"""

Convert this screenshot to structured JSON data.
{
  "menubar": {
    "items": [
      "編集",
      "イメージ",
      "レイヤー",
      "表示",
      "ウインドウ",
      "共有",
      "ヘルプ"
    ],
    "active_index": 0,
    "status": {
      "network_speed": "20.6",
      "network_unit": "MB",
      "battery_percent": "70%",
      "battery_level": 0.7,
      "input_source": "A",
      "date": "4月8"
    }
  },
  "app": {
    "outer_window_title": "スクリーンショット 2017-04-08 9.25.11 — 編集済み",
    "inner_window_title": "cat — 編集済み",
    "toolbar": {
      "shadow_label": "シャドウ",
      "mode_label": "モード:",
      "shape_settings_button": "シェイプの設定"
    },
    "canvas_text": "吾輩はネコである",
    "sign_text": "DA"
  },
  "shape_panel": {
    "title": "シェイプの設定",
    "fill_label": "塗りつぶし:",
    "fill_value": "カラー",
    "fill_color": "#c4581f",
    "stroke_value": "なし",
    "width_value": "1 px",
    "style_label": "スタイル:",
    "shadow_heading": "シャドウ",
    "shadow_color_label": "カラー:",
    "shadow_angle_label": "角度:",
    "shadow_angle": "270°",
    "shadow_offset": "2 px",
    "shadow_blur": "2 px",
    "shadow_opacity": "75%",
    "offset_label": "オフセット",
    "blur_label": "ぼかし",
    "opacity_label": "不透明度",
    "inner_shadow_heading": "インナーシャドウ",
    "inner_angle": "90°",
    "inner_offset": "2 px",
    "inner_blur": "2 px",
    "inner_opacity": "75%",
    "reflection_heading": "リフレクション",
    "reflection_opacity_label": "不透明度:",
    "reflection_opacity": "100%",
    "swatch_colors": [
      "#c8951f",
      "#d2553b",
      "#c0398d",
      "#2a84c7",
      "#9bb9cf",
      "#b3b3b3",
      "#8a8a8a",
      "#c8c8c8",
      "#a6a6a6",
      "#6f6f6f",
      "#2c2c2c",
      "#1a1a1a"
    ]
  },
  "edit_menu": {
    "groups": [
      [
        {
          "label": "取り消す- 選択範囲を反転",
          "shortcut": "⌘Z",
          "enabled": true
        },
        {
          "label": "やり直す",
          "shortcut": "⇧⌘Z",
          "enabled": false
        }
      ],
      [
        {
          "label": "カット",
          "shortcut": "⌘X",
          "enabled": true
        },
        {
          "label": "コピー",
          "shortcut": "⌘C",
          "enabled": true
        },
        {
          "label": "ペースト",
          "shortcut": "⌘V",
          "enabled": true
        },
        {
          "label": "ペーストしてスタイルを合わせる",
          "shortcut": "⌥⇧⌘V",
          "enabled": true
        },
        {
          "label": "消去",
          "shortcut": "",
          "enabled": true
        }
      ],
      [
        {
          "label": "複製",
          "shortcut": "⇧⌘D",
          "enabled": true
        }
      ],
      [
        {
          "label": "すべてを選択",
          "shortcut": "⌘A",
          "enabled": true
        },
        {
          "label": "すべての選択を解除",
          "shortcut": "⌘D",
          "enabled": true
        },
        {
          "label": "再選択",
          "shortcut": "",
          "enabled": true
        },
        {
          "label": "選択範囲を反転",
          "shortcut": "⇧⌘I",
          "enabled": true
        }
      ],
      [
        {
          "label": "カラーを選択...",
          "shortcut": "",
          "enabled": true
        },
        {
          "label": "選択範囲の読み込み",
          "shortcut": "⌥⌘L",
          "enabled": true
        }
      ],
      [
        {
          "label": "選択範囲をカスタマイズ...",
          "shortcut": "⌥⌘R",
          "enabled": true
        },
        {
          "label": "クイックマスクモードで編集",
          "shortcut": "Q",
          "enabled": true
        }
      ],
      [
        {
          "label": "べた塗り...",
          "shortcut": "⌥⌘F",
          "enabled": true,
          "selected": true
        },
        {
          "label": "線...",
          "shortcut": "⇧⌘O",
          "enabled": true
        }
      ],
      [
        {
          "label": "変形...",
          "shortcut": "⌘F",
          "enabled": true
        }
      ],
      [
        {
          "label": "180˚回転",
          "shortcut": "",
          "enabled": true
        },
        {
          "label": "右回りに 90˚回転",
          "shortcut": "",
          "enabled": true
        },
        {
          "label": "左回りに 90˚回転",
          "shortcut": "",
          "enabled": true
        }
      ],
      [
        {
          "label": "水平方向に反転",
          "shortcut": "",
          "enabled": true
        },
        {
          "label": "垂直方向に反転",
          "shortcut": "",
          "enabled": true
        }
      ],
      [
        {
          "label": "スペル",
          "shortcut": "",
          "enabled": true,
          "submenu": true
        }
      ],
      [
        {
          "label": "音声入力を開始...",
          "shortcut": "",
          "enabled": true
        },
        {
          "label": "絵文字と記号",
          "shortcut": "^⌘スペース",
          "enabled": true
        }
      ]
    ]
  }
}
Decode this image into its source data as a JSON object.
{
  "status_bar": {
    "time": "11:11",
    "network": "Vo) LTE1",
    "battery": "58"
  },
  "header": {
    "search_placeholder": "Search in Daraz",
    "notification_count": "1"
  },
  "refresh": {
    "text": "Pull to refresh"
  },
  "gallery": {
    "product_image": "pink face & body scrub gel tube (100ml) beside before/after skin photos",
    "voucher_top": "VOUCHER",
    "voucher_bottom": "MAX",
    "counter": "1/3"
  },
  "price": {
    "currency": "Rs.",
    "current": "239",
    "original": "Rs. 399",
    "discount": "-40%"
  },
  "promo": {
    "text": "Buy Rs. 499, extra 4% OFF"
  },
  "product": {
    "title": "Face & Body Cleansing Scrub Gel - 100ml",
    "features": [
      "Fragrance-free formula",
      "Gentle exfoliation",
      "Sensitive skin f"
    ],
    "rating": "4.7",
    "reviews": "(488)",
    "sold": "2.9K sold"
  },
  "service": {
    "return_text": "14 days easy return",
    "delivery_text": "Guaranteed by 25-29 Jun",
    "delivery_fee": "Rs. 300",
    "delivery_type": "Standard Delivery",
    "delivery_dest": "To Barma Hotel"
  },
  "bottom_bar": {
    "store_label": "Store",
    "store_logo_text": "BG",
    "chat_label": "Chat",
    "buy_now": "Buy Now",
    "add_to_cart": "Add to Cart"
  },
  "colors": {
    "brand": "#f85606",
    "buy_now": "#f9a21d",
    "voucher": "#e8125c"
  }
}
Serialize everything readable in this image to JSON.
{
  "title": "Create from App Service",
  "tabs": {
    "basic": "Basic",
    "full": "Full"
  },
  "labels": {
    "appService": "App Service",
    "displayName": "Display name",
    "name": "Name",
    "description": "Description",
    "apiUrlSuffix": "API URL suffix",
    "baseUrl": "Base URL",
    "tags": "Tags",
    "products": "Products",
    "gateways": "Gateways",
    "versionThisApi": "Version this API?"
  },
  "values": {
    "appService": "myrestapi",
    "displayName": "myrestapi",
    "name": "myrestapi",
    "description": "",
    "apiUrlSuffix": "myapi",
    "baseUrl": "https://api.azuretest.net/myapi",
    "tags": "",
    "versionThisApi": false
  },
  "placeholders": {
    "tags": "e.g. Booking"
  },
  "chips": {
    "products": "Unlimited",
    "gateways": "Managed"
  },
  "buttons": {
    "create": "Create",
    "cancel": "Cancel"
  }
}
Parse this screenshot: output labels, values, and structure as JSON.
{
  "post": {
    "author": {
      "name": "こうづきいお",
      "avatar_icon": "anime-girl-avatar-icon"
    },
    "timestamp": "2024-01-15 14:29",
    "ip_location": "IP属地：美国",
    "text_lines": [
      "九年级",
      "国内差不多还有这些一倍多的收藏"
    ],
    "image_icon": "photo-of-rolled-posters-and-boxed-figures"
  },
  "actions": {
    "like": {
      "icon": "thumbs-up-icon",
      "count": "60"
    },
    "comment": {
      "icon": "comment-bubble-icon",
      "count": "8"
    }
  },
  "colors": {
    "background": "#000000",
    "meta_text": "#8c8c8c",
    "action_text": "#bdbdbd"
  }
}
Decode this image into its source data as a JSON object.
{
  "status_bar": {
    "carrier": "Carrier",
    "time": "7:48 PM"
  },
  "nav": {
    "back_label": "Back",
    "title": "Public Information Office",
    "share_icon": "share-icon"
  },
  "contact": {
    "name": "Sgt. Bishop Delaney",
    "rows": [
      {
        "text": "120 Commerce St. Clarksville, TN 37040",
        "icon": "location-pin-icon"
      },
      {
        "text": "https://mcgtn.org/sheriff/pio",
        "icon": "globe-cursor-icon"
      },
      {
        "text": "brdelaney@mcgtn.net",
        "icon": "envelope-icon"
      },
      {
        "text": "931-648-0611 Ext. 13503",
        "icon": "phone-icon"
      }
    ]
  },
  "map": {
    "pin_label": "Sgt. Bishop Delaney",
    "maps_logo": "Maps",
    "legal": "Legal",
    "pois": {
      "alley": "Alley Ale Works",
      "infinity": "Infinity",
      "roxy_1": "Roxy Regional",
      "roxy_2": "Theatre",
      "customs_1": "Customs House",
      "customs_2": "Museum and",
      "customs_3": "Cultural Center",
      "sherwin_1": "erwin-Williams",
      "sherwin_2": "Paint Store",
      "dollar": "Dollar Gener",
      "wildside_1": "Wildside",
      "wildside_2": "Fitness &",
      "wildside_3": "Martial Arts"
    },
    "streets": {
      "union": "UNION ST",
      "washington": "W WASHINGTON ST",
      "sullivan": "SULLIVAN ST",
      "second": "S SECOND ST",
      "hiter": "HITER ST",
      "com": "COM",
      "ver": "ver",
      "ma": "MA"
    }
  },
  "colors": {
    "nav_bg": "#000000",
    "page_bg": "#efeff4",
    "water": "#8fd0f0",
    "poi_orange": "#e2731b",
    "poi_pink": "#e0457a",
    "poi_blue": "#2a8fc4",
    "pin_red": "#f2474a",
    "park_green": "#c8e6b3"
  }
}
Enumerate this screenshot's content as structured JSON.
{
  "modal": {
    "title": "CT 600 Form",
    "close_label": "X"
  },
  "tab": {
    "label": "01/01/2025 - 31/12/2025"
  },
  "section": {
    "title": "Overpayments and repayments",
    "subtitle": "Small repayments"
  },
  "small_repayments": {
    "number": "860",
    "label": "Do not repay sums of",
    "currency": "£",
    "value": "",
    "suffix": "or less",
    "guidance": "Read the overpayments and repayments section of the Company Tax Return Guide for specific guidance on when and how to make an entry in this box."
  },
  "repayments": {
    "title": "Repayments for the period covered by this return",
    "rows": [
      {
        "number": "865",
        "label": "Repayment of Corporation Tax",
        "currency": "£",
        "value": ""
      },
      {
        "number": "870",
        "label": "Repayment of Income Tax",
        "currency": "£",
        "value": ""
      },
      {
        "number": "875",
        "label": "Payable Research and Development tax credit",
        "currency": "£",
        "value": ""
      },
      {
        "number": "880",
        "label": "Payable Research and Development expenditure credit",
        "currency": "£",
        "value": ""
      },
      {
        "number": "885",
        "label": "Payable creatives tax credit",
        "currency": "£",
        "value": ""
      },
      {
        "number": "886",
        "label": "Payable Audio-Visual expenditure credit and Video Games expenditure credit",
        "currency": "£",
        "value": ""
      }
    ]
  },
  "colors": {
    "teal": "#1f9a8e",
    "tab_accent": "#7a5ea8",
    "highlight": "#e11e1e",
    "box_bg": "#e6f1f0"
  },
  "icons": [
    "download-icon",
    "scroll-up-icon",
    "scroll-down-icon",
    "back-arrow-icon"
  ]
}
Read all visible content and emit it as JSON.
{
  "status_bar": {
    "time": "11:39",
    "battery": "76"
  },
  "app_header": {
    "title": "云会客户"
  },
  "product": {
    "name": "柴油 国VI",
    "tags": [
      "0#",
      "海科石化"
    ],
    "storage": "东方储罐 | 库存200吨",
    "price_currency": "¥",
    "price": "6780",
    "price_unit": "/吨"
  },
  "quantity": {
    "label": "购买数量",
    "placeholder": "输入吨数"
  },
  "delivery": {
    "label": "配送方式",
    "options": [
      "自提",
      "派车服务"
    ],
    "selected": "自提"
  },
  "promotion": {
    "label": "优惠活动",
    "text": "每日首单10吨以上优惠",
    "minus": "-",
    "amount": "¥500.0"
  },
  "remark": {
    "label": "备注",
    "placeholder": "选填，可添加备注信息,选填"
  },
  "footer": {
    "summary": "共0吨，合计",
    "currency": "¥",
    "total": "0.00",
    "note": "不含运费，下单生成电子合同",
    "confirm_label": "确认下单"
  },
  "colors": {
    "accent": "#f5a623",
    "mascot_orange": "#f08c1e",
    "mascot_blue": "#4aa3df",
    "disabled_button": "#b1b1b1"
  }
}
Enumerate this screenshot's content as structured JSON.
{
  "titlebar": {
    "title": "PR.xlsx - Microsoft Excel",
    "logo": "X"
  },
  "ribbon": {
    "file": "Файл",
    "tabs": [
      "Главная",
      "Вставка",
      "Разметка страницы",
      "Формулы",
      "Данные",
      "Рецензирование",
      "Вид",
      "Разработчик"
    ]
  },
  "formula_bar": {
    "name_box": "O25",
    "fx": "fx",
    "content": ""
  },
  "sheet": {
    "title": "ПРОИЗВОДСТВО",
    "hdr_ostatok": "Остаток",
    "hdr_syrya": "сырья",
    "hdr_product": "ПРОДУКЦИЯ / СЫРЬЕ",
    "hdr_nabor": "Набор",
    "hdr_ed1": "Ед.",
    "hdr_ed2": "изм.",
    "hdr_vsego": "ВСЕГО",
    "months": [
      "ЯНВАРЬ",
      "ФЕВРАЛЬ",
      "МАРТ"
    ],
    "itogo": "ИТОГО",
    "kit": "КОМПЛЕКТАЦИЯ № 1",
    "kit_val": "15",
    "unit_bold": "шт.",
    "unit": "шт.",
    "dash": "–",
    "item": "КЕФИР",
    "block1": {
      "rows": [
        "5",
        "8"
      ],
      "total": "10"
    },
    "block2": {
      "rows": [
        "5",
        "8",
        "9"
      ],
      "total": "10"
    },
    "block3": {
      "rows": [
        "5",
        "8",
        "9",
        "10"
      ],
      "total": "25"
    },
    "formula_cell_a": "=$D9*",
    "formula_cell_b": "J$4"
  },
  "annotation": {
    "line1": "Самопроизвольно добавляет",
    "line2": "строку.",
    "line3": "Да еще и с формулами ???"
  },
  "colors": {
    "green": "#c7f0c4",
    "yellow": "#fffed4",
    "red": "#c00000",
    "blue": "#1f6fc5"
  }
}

"""

### Prompt
Exactly how many lines in the data above contain the word "myrestapi"? Respond with the number and nothing more.

### Answer for this exercise
3